§ **Dataset records**:
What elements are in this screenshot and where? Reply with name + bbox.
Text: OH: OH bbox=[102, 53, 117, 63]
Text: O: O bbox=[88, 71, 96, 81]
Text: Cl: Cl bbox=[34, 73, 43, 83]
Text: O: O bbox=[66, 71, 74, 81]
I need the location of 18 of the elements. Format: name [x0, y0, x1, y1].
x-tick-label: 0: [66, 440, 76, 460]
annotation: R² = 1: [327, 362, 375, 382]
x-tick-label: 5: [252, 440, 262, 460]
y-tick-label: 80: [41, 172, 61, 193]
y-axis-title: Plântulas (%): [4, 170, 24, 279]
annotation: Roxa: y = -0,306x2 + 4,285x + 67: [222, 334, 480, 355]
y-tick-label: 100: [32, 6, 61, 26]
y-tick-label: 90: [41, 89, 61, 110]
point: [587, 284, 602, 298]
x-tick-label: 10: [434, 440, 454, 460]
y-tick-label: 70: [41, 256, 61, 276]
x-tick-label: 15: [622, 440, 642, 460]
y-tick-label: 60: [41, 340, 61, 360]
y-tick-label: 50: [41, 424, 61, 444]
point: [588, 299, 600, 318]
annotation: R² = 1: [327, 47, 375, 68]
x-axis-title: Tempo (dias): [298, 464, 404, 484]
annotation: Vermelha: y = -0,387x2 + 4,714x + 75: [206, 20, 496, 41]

§ **What the exercise asks**: How many of the lines above contain the string "Text"? Reply with the number only.

§ **Final answer**: 4